(Data records)
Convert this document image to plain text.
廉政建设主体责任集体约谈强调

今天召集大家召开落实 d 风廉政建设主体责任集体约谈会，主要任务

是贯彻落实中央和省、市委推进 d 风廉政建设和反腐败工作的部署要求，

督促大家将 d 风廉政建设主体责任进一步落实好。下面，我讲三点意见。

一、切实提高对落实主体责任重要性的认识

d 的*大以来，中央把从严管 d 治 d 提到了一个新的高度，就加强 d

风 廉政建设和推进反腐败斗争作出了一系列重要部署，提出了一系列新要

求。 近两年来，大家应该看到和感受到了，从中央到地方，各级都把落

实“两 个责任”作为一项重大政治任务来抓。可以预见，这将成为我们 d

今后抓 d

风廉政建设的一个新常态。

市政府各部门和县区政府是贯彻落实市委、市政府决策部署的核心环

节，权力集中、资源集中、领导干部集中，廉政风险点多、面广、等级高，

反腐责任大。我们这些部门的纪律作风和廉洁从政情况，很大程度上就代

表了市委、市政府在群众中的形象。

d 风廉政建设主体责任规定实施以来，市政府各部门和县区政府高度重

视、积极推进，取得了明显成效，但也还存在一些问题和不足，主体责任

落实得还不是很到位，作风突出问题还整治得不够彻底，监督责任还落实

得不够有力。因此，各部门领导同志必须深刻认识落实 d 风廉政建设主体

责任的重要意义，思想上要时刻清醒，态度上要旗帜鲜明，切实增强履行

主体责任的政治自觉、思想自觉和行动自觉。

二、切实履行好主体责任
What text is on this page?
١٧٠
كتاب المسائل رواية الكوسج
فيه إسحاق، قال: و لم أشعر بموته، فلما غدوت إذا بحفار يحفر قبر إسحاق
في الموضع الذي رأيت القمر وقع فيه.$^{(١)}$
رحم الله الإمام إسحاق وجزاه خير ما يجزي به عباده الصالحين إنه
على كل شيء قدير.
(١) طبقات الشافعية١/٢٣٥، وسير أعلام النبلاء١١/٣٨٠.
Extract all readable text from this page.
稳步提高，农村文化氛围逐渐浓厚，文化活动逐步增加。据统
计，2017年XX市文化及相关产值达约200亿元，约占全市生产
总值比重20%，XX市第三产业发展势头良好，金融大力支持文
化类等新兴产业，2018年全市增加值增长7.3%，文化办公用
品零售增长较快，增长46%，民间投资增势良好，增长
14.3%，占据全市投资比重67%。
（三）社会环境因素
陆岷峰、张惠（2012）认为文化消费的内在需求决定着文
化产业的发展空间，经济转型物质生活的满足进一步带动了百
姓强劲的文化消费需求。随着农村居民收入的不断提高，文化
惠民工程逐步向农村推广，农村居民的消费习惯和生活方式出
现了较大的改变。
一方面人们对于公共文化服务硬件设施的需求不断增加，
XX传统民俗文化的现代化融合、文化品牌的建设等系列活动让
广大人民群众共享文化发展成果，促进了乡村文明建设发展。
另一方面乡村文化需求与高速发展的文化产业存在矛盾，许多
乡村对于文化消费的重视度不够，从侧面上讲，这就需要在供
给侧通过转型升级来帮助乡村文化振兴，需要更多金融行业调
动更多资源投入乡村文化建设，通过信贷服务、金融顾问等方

__TO BE DONE__: Locate "Extract all readable text from this page." in the data above. Then repeat, exactly, its line and each line after it through the last, adding nothing.

__TASK OUTPUT__:
Extract all readable text from this page.
稳步提高，农村文化氛围逐渐浓厚，文化活动逐步增加。据统
计，2017年XX市文化及相关产值达约200亿元，约占全市生产
总值比重20%，XX市第三产业发展势头良好，金融大力支持文
化类等新兴产业，2018年全市增加值增长7.3%，文化办公用
品零售增长较快，增长46%，民间投资增势良好，增长
14.3%，占据全市投资比重67%。
（三）社会环境因素
陆岷峰、张惠（2012）认为文化消费的内在需求决定着文
化产业的发展空间，经济转型物质生活的满足进一步带动了百
姓强劲的文化消费需求。随着农村居民收入的不断提高，文化
惠民工程逐步向农村推广，农村居民的消费习惯和生活方式出
现了较大的改变。
一方面人们对于公共文化服务硬件设施的需求不断增加，
XX传统民俗文化的现代化融合、文化品牌的建设等系列活动让
广大人民群众共享文化发展成果，促进了乡村文明建设发展。
另一方面乡村文化需求与高速发展的文化产业存在矛盾，许多
乡村对于文化消费的重视度不够，从侧面上讲，这就需要在供
给侧通过转型升级来帮助乡村文化振兴，需要更多金融行业调
动更多资源投入乡村文化建设，通过信贷服务、金融顾问等方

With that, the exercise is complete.